/---

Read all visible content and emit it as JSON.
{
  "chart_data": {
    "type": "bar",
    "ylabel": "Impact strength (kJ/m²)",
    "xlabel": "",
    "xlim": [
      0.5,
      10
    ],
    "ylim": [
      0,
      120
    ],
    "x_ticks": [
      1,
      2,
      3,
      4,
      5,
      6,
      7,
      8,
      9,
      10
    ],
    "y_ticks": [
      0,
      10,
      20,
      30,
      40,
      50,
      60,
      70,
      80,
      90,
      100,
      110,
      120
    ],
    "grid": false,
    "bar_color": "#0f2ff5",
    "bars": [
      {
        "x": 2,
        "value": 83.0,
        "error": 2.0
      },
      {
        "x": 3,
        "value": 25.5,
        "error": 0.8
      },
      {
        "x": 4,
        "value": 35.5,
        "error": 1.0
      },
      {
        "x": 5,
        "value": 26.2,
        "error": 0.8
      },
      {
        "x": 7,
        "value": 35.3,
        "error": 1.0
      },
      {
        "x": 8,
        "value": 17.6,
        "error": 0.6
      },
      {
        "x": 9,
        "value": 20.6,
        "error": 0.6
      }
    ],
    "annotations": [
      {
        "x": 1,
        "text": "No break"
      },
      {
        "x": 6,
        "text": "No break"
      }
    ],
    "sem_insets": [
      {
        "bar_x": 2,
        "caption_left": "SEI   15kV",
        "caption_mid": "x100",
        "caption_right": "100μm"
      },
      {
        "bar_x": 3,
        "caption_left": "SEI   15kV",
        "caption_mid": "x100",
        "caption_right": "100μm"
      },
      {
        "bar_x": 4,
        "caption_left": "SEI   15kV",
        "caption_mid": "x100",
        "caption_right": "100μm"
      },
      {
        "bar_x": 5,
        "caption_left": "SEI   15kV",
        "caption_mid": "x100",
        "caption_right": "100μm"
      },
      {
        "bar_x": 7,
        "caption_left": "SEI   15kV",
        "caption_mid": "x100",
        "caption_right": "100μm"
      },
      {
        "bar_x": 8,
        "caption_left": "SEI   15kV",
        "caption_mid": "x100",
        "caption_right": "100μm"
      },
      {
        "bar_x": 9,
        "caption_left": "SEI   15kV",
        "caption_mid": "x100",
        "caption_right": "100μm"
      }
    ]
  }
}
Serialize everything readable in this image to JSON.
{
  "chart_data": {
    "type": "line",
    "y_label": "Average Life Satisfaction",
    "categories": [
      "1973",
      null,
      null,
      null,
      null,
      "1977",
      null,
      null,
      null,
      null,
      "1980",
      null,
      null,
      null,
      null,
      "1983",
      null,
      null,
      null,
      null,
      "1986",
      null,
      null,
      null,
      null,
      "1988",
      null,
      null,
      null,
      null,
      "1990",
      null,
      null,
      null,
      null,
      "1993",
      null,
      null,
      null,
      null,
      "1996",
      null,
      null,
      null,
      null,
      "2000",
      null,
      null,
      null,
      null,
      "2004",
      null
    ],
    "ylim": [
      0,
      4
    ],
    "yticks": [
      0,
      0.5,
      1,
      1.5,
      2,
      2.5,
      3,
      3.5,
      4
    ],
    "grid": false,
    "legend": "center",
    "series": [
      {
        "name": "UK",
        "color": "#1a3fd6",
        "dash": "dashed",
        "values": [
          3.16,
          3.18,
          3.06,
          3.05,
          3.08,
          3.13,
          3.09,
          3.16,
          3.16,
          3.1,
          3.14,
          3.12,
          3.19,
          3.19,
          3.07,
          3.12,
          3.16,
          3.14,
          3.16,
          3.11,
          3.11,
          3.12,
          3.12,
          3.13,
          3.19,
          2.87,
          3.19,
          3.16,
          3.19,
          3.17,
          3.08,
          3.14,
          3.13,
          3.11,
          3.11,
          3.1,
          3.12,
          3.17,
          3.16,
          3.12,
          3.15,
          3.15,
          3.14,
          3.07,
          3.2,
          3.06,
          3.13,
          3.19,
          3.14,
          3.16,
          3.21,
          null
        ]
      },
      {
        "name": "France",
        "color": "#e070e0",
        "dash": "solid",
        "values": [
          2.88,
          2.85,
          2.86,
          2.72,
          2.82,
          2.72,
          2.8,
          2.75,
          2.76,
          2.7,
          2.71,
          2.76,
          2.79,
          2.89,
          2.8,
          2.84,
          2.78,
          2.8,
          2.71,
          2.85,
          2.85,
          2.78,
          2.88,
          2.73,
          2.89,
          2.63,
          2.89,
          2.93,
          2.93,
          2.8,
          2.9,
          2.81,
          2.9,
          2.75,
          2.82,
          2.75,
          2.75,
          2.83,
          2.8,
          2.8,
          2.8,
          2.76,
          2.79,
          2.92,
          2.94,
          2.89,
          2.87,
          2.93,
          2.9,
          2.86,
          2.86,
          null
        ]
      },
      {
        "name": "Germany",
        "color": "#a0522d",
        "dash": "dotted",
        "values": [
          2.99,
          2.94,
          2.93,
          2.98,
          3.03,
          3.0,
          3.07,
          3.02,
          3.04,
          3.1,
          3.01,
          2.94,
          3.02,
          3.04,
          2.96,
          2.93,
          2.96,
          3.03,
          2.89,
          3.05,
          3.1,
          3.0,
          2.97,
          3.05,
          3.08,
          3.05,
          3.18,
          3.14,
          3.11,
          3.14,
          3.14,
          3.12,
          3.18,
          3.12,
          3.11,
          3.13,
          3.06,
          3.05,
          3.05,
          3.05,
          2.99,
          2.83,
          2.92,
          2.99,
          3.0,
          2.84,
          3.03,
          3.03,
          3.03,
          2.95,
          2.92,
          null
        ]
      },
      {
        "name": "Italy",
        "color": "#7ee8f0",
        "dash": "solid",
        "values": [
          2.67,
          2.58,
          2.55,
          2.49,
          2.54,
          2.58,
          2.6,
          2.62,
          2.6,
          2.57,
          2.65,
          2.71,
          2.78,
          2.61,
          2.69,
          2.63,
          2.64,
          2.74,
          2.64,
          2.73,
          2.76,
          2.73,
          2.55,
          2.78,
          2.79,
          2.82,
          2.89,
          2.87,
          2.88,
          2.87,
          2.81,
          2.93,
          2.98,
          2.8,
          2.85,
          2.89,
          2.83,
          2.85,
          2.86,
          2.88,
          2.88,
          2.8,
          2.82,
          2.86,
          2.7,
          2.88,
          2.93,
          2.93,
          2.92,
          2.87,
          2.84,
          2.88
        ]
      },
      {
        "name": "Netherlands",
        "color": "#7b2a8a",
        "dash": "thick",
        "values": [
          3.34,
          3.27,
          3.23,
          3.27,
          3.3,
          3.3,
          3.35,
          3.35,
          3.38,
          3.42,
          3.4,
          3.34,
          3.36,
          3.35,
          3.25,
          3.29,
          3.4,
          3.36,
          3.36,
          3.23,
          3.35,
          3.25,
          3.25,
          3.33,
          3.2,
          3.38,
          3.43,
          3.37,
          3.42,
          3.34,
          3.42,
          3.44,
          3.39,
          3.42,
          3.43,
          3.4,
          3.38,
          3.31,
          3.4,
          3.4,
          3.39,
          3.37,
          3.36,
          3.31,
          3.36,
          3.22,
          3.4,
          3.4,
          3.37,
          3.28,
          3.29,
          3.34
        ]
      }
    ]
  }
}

\---

Each line above must be printed exactly as it appears.

◆ THE SOLUTION:
Read all visible content and emit it as JSON.
{
  "chart_data": {
    "type": "bar",
    "ylabel": "Impact strength (kJ/m²)",
    "xlabel": "",
    "xlim": [
      0.5,
      10
    ],
    "ylim": [
      0,
      120
    ],
    "x_ticks": [
      1,
      2,
      3,
      4,
      5,
      6,
      7,
      8,
      9,
      10
    ],
    "y_ticks": [
      0,
      10,
      20,
      30,
      40,
      50,
      60,
      70,
      80,
      90,
      100,
      110,
      120
    ],
    "grid": false,
    "bar_color": "#0f2ff5",
    "bars": [
      {
        "x": 2,
        "value": 83.0,
        "error": 2.0
      },
      {
        "x": 3,
        "value": 25.5,
        "error": 0.8
      },
      {
        "x": 4,
        "value": 35.5,
        "error": 1.0
      },
      {
        "x": 5,
        "value": 26.2,
        "error": 0.8
      },
      {
        "x": 7,
        "value": 35.3,
        "error": 1.0
      },
      {
        "x": 8,
        "value": 17.6,
        "error": 0.6
      },
      {
        "x": 9,
        "value": 20.6,
        "error": 0.6
      }
    ],
    "annotations": [
      {
        "x": 1,
        "text": "No break"
      },
      {
        "x": 6,
        "text": "No break"
      }
    ],
    "sem_insets": [
      {
        "bar_x": 2,
        "caption_left": "SEI   15kV",
        "caption_mid": "x100",
        "caption_right": "100μm"
      },
      {
        "bar_x": 3,
        "caption_left": "SEI   15kV",
        "caption_mid": "x100",
        "caption_right": "100μm"
      },
      {
        "bar_x": 4,
        "caption_left": "SEI   15kV",
        "caption_mid": "x100",
        "caption_right": "100μm"
      },
      {
        "bar_x": 5,
        "caption_left": "SEI   15kV",
        "caption_mid": "x100",
        "caption_right": "100μm"
      },
      {
        "bar_x": 7,
        "caption_left": "SEI   15kV",
        "caption_mid": "x100",
        "caption_right": "100μm"
      },
      {
        "bar_x": 8,
        "caption_left": "SEI   15kV",
        "caption_mid": "x100",
        "caption_right": "100μm"
      },
      {
        "bar_x": 9,
        "caption_left": "SEI   15kV",
        "caption_mid": "x100",
        "caption_right": "100μm"
      }
    ]
  }
}
Serialize everything readable in this image to JSON.
{
  "chart_data": {
    "type": "line",
    "y_label": "Average Life Satisfaction",
    "categories": [
      "1973",
      null,
      null,
      null,
      null,
      "1977",
      null,
      null,
      null,
      null,
      "1980",
      null,
      null,
      null,
      null,
      "1983",
      null,
      null,
      null,
      null,
      "1986",
      null,
      null,
      null,
      null,
      "1988",
      null,
      null,
      null,
      null,
      "1990",
      null,
      null,
      null,
      null,
      "1993",
      null,
      null,
      null,
      null,
      "1996",
      null,
      null,
      null,
      null,
      "2000",
      null,
      null,
      null,
      null,
      "2004",
      null
    ],
    "ylim": [
      0,
      4
    ],
    "yticks": [
      0,
      0.5,
      1,
      1.5,
      2,
      2.5,
      3,
      3.5,
      4
    ],
    "grid": false,
    "legend": "center",
    "series": [
      {
        "name": "UK",
        "color": "#1a3fd6",
        "dash": "dashed",
        "values": [
          3.16,
          3.18,
          3.06,
          3.05,
          3.08,
          3.13,
          3.09,
          3.16,
          3.16,
          3.1,
          3.14,
          3.12,
          3.19,
          3.19,
          3.07,
          3.12,
          3.16,
          3.14,
          3.16,
          3.11,
          3.11,
          3.12,
          3.12,
          3.13,
          3.19,
          2.87,
          3.19,
          3.16,
          3.19,
          3.17,
          3.08,
          3.14,
          3.13,
          3.11,
          3.11,
          3.1,
          3.12,
          3.17,
          3.16,
          3.12,
          3.15,
          3.15,
          3.14,
          3.07,
          3.2,
          3.06,
          3.13,
          3.19,
          3.14,
          3.16,
          3.21,
          null
        ]
      },
      {
        "name": "France",
        "color": "#e070e0",
        "dash": "solid",
        "values": [
          2.88,
          2.85,
          2.86,
          2.72,
          2.82,
          2.72,
          2.8,
          2.75,
          2.76,
          2.7,
          2.71,
          2.76,
          2.79,
          2.89,
          2.8,
          2.84,
          2.78,
          2.8,
          2.71,
          2.85,
          2.85,
          2.78,
          2.88,
          2.73,
          2.89,
          2.63,
          2.89,
          2.93,
          2.93,
          2.8,
          2.9,
          2.81,
          2.9,
          2.75,
          2.82,
          2.75,
          2.75,
          2.83,
          2.8,
          2.8,
          2.8,
          2.76,
          2.79,
          2.92,
          2.94,
          2.89,
          2.87,
          2.93,
          2.9,
          2.86,
          2.86,
          null
        ]
      },
      {
        "name": "Germany",
        "color": "#a0522d",
        "dash": "dotted",
        "values": [
          2.99,
          2.94,
          2.93,
          2.98,
          3.03,
          3.0,
          3.07,
          3.02,
          3.04,
          3.1,
          3.01,
          2.94,
          3.02,
          3.04,
          2.96,
          2.93,
          2.96,
          3.03,
          2.89,
          3.05,
          3.1,
          3.0,
          2.97,
          3.05,
          3.08,
          3.05,
          3.18,
          3.14,
          3.11,
          3.14,
          3.14,
          3.12,
          3.18,
          3.12,
          3.11,
          3.13,
          3.06,
          3.05,
          3.05,
          3.05,
          2.99,
          2.83,
          2.92,
          2.99,
          3.0,
          2.84,
          3.03,
          3.03,
          3.03,
          2.95,
          2.92,
          null
        ]
      },
      {
        "name": "Italy",
        "color": "#7ee8f0",
        "dash": "solid",
        "values": [
          2.67,
          2.58,
          2.55,
          2.49,
          2.54,
          2.58,
          2.6,
          2.62,
          2.6,
          2.57,
          2.65,
          2.71,
          2.78,
          2.61,
          2.69,
          2.63,
          2.64,
          2.74,
          2.64,
          2.73,
          2.76,
          2.73,
          2.55,
          2.78,
          2.79,
          2.82,
          2.89,
          2.87,
          2.88,
          2.87,
          2.81,
          2.93,
          2.98,
          2.8,
          2.85,
          2.89,
          2.83,
          2.85,
          2.86,
          2.88,
          2.88,
          2.8,
          2.82,
          2.86,
          2.7,
          2.88,
          2.93,
          2.93,
          2.92,
          2.87,
          2.84,
          2.88
        ]
      },
      {
        "name": "Netherlands",
        "color": "#7b2a8a",
        "dash": "thick",
        "values": [
          3.34,
          3.27,
          3.23,
          3.27,
          3.3,
          3.3,
          3.35,
          3.35,
          3.38,
          3.42,
          3.4,
          3.34,
          3.36,
          3.35,
          3.25,
          3.29,
          3.4,
          3.36,
          3.36,
          3.23,
          3.35,
          3.25,
          3.25,
          3.33,
          3.2,
          3.38,
          3.43,
          3.37,
          3.42,
          3.34,
          3.42,
          3.44,
          3.39,
          3.42,
          3.43,
          3.4,
          3.38,
          3.31,
          3.4,
          3.4,
          3.39,
          3.37,
          3.36,
          3.31,
          3.36,
          3.22,
          3.4,
          3.4,
          3.37,
          3.28,
          3.29,
          3.34
        ]
      }
    ]
  }
}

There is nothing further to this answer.